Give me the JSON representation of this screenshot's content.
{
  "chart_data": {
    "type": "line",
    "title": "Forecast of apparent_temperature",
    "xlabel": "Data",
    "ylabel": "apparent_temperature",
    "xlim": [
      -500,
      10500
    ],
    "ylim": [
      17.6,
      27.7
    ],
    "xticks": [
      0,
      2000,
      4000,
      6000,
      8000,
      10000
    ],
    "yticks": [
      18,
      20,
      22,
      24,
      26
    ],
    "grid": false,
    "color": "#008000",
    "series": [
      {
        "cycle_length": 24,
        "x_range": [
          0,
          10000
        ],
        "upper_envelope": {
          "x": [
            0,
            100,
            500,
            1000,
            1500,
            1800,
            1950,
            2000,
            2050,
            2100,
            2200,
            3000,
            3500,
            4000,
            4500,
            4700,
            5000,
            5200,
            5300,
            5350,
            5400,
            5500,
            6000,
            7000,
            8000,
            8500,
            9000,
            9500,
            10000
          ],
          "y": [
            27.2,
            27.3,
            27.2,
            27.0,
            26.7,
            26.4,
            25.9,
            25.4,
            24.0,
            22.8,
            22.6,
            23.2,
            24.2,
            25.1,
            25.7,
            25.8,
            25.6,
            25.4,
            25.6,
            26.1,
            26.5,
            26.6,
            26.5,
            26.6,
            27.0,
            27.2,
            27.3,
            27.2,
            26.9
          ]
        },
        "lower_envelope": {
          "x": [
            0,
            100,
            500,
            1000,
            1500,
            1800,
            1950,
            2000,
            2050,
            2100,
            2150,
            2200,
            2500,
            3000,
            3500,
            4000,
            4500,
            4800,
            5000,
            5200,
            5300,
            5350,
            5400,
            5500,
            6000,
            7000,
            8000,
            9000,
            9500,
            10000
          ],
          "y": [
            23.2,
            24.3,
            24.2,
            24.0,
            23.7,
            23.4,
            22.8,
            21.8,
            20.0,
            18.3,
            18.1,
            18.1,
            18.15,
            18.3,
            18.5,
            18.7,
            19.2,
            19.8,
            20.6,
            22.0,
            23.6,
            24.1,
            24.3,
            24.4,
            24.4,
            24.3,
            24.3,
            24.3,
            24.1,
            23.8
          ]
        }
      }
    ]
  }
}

##########

Reproduce the records in full, exactly as written.

◆ **Worked answer**:
Give me the JSON representation of this screenshot's content.
{
  "chart_data": {
    "type": "line",
    "title": "Forecast of apparent_temperature",
    "xlabel": "Data",
    "ylabel": "apparent_temperature",
    "xlim": [
      -500,
      10500
    ],
    "ylim": [
      17.6,
      27.7
    ],
    "xticks": [
      0,
      2000,
      4000,
      6000,
      8000,
      10000
    ],
    "yticks": [
      18,
      20,
      22,
      24,
      26
    ],
    "grid": false,
    "color": "#008000",
    "series": [
      {
        "cycle_length": 24,
        "x_range": [
          0,
          10000
        ],
        "upper_envelope": {
          "x": [
            0,
            100,
            500,
            1000,
            1500,
            1800,
            1950,
            2000,
            2050,
            2100,
            2200,
            3000,
            3500,
            4000,
            4500,
            4700,
            5000,
            5200,
            5300,
            5350,
            5400,
            5500,
            6000,
            7000,
            8000,
            8500,
            9000,
            9500,
            10000
          ],
          "y": [
            27.2,
            27.3,
            27.2,
            27.0,
            26.7,
            26.4,
            25.9,
            25.4,
            24.0,
            22.8,
            22.6,
            23.2,
            24.2,
            25.1,
            25.7,
            25.8,
            25.6,
            25.4,
            25.6,
            26.1,
            26.5,
            26.6,
            26.5,
            26.6,
            27.0,
            27.2,
            27.3,
            27.2,
            26.9
          ]
        },
        "lower_envelope": {
          "x": [
            0,
            100,
            500,
            1000,
            1500,
            1800,
            1950,
            2000,
            2050,
            2100,
            2150,
            2200,
            2500,
            3000,
            3500,
            4000,
            4500,
            4800,
            5000,
            5200,
            5300,
            5350,
            5400,
            5500,
            6000,
            7000,
            8000,
            9000,
            9500,
            10000
          ],
          "y": [
            23.2,
            24.3,
            24.2,
            24.0,
            23.7,
            23.4,
            22.8,
            21.8,
            20.0,
            18.3,
            18.1,
            18.1,
            18.15,
            18.3,
            18.5,
            18.7,
            19.2,
            19.8,
            20.6,
            22.0,
            23.6,
            24.1,
            24.3,
            24.4,
            24.4,
            24.3,
            24.3,
            24.3,
            24.1,
            23.8
          ]
        }
      }
    ]
  }
}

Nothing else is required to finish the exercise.